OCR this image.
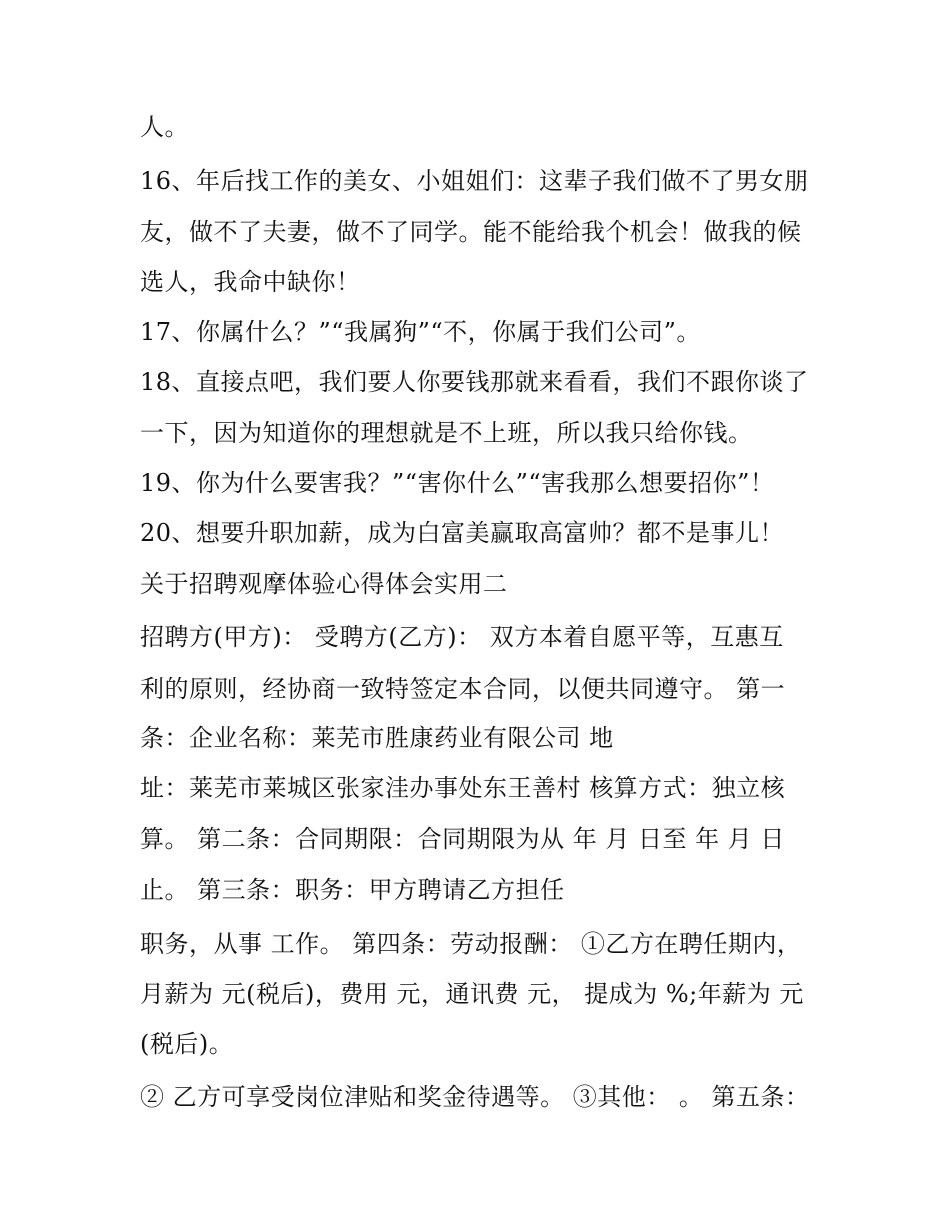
人。
16、年后找工作的美女、小姐姐们：这辈子我们做不了男女朋
友，做不了夫妻，做不了同学。能不能给我个机会！做我的候
选人，我命中缺你！
17、你属什么？”“我属狗”“不，你属于我们公司”。
18、直接点吧，我们要人你要钱那就来看看，我们不跟你谈了
一下，因为知道你的理想就是不上班，所以我只给你钱。
19、你为什么要害我？”“害你什么”“害我那么想要招你”！
20、想要升职加薪，成为白富美赢取高富帅？都不是事儿！
关于招聘观摩体验心得体会实用二
招聘方(甲方)： 受聘方(乙方)： 双方本着自愿平等，互惠互
利的原则，经协商一致特签定本合同，以便共同遵守。 第一
条：企业名称：莱芜市胜康药业有限公司 地
址：莱芜市莱城区张家洼办事处东王善村 核算方式：独立核
算。 第二条：合同期限：合同期限为从 年 月 日至 年 月 日
止。 第三条：职务：甲方聘请乙方担任
职务，从事 工作。 第四条：劳动报酬： ①乙方在聘任期内，
月薪为 元(税后)，费用 元，通讯费 元， 提成为 %;年薪为 元
(税后)。
② 乙方可享受岗位津贴和奖金待遇等。 ③其他： 。 第五条：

Requirements >> Write out the whole listing exactly, and drop the pictures.

Reply >>
OCR this image.
人。
16、年后找工作的美女、小姐姐们：这辈子我们做不了男女朋
友，做不了夫妻，做不了同学。能不能给我个机会！做我的候
选人，我命中缺你！
17、你属什么？”“我属狗”“不，你属于我们公司”。
18、直接点吧，我们要人你要钱那就来看看，我们不跟你谈了
一下，因为知道你的理想就是不上班，所以我只给你钱。
19、你为什么要害我？”“害你什么”“害我那么想要招你”！
20、想要升职加薪，成为白富美赢取高富帅？都不是事儿！
关于招聘观摩体验心得体会实用二
招聘方(甲方)： 受聘方(乙方)： 双方本着自愿平等，互惠互
利的原则，经协商一致特签定本合同，以便共同遵守。 第一
条：企业名称：莱芜市胜康药业有限公司 地
址：莱芜市莱城区张家洼办事处东王善村 核算方式：独立核
算。 第二条：合同期限：合同期限为从 年 月 日至 年 月 日
止。 第三条：职务：甲方聘请乙方担任
职务，从事 工作。 第四条：劳动报酬： ①乙方在聘任期内，
月薪为 元(税后)，费用 元，通讯费 元， 提成为 %;年薪为 元
(税后)。
② 乙方可享受岗位津贴和奖金待遇等。 ③其他： 。 第五条：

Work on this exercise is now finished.